**Passage:**
----
I apologise on behalf of the Minister, Deputy Harris, who cannot be here. I thank Deputy Funchion for raising this matter and giving me the opportunity to update the House on the position in relation to maternity beds at St Luke’s Hospital Kilkenny. First, I assure the Deputy that over the past two years there have been significant improvements to the maternity services at St. Luke’s General Hospital. These include the appointment of additional midwives, a bereavement support midwife counsellor, a clinical practice facilitator, 24-7 shift leaders for the delivery suites, a lactation nurse specialist, an advanced midwife practitioner and a fourth consultant obstetrician. In line with the national trend, the number of births at the maternity unit at St Luke’s has decreased by 9% over the past four years.

We are all aware of the challenges for hospitals, including St Luke’s Hospital, in managing emergency demand and high trolley numbers during the first few weeks of January. These can be attributed to high demand for emergency care, bed capacity restraints and increased incidences of flu in the country. St. Luke’s Hospital in Kilkenny had a 6% increase in overall admissions for medicine and surgery to the hospital during 2016. It is a site of concern today with 29 patients waiting on trolleys this morning at 8 a.m. and 24 patients at 2 p.m. and I agree with the Deputy that this is totally unacceptable and we have to act on the matter.

The HSE escalation framework sets out the process and procedures which define how hospitals should react and deal with emergency department overcrowding. This can include the appropriate use of all other empty inpatient beds for a surge in emergency department capacity in order to ensure patients do not have to spend a night on a trolley when other hospital beds are available. I understand from the HSE that St. Luke’s Hospital is actively managing emergency department demand. This includes consideration of the use of part of the maternity service bed capacity as surge capacity when not being utilised for maternity patients. The layout of the hospital's maternity facilities ensures that any space used for emergency department referrals would be in an enclosed four-bed bay and not part of a larger maternity ward, thus ensuring the privacy, dignity and clinical well-being of all maternity and emergency department patients. The hospital is also focusing on discharging patients and maximising community supports to support discharges.

On 5 January 2017, the HSE announced a series of enhanced measures as part of the existing winter initiative plan. These measures focus particularly on augmenting the supports for primary and community care and targeting of acute capacity, and are designed to alleviate the current significant demands on emergency departments. The enhanced measures under the winter initiative include the opening of 63 new acute hospital beds nationally, in addition to the 35 beds already opened this winter. Approximately 40 of these beds have already opened and, under this funding, work is under way to open eight new emergency department beds in St. Luke’s as soon as possible. The money is there to open these new beds.

Under the winter initiative, St. Luke’s in Kilkenny was selected as a pilot site to develop an integrated case management approach, between acute hospitals and the community organisations, to the provision of health care services to our frail and elderly population. The Ireland East Hospital Group has advised that it is continuing to work closely with St. Luke’s Hospital Kilkenny to support it in managing the situation and to improve the experience for patients and staff attending the hospital.
----
**Dataset content:**
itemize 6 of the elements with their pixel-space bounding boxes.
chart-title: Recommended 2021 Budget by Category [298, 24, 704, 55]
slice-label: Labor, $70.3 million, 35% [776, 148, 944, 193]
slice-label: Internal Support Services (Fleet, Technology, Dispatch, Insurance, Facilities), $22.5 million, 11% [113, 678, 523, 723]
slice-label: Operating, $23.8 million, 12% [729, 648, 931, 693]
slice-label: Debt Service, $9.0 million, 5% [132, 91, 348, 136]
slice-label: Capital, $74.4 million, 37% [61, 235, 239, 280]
----
**Required action:**
Update the statement on St Luke's Hospital Kilkenny by writing out everything from "We are all aware" down to "on the matter.", with "trolleys" changed to "stretchers".

**Solution for this task:**
We are all aware of the challenges for hospitals, including St Luke’s Hospital, in managing emergency demand and high trolley numbers during the first few weeks of January. These can be attributed to high demand for emergency care, bed capacity restraints and increased incidences of flu in the country. St. Luke’s Hospital in Kilkenny had a 6% increase in overall admissions for medicine and surgery to the hospital during 2016. It is a site of concern today with 29 patients waiting on stretchers this morning at 8 a.m. and 24 patients at 2 p.m. and I agree with the Deputy that this is totally unacceptable and we have to act on the matter.